Copy each line with the word "United" in it.

> **PROVIDED MATERIAL**:
——

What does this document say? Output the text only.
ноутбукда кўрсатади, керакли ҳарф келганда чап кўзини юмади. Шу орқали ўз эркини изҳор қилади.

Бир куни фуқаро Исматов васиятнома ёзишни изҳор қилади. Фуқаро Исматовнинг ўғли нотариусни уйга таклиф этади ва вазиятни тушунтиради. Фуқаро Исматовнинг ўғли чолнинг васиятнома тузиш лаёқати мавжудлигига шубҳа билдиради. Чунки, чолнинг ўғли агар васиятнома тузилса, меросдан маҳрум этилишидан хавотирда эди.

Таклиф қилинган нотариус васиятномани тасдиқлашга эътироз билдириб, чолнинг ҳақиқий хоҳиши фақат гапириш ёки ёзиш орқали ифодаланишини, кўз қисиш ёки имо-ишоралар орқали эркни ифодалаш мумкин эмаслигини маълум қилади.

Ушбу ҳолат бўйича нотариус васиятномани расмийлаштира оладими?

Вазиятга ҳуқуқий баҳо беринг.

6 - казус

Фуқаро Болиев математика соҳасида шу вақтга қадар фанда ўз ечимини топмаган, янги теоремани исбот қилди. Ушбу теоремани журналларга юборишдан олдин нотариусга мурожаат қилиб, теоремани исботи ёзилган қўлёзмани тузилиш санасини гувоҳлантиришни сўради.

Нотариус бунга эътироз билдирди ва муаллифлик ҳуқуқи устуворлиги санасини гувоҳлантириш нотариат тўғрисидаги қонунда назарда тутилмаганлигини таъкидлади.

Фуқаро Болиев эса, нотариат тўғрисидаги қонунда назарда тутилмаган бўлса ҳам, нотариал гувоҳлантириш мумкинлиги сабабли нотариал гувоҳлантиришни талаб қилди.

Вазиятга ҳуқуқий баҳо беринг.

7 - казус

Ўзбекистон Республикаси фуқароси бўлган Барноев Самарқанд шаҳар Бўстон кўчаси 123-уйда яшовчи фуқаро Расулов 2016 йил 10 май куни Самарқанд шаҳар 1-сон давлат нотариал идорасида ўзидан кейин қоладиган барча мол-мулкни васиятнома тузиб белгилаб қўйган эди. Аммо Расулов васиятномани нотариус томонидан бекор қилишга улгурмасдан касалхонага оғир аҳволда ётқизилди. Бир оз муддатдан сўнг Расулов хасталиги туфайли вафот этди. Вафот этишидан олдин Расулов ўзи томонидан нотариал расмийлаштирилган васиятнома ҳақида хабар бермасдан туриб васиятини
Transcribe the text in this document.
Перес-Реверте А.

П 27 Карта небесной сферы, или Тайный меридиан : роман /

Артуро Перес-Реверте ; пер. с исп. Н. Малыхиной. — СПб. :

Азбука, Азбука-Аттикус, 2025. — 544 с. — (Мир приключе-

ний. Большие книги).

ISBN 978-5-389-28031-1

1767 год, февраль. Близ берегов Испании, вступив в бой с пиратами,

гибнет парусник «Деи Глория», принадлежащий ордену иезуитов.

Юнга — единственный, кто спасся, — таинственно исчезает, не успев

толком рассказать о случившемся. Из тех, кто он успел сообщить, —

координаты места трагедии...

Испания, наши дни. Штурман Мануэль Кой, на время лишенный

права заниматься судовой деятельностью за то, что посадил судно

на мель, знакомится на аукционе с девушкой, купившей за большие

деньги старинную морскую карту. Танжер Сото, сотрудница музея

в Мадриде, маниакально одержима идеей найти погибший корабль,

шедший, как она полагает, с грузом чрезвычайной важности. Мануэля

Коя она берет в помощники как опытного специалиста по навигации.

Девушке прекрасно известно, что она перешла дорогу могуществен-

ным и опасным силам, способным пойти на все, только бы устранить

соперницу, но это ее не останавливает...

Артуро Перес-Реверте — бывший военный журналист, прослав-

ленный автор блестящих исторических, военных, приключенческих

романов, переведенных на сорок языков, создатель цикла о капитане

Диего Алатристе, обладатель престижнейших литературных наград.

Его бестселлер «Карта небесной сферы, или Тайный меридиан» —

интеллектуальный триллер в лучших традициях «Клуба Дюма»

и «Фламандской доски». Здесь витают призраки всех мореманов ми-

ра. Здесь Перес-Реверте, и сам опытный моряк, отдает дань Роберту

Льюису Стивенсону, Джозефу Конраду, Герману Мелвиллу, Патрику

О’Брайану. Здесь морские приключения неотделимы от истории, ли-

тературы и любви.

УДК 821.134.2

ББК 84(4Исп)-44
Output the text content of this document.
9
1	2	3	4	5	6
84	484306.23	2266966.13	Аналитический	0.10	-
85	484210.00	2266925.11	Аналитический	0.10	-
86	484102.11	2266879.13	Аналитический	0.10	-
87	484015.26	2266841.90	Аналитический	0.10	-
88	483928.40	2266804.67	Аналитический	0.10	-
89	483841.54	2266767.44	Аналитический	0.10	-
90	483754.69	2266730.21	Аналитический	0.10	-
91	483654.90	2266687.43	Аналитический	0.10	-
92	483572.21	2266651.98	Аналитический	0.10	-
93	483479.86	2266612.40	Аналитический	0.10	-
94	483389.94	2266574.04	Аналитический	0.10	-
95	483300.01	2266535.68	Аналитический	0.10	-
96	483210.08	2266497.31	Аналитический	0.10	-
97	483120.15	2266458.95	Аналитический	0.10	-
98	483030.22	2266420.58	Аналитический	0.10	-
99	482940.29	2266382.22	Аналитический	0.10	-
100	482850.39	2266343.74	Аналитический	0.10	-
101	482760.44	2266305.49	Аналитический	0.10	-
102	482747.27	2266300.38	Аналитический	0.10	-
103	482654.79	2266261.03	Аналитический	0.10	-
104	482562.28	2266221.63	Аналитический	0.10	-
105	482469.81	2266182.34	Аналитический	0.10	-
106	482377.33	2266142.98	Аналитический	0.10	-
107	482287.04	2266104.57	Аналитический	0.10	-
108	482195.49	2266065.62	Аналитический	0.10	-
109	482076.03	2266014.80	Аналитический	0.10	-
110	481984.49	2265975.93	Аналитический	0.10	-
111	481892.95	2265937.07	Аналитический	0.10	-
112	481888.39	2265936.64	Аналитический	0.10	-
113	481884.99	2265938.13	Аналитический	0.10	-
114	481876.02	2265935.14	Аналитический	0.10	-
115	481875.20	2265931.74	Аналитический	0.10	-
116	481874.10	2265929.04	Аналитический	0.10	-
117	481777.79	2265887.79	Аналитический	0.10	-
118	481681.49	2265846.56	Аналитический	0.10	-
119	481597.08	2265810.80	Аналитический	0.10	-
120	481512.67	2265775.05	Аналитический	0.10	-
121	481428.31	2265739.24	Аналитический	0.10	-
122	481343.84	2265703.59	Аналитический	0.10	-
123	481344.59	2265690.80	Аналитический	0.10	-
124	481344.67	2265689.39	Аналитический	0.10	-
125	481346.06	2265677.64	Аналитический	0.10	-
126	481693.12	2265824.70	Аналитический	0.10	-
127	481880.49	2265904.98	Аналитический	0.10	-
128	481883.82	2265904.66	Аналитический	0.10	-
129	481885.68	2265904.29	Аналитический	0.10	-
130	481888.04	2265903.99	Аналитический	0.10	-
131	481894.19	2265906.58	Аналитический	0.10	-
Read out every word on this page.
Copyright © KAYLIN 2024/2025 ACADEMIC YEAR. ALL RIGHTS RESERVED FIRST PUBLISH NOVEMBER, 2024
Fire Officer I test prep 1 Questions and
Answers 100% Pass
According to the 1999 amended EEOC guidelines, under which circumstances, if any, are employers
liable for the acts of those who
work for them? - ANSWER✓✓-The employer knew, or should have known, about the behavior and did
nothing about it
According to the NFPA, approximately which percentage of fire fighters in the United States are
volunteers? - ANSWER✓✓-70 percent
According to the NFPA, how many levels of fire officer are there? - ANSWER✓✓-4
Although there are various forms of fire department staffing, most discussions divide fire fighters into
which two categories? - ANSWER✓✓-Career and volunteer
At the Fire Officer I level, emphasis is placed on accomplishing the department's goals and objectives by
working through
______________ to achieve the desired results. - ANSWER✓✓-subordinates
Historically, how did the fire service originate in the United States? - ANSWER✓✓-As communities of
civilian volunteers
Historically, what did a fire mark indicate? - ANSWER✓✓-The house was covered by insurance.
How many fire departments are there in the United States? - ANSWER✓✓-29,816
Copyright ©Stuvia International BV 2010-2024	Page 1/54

——

> **RESULT BELOW**:
According to the NFPA, approximately which percentage of fire fighters in the United States are
Historically, how did the fire service originate in the United States? - ANSWER✓✓-As communities of
How many fire departments are there in the United States? - ANSWER✓✓-29,816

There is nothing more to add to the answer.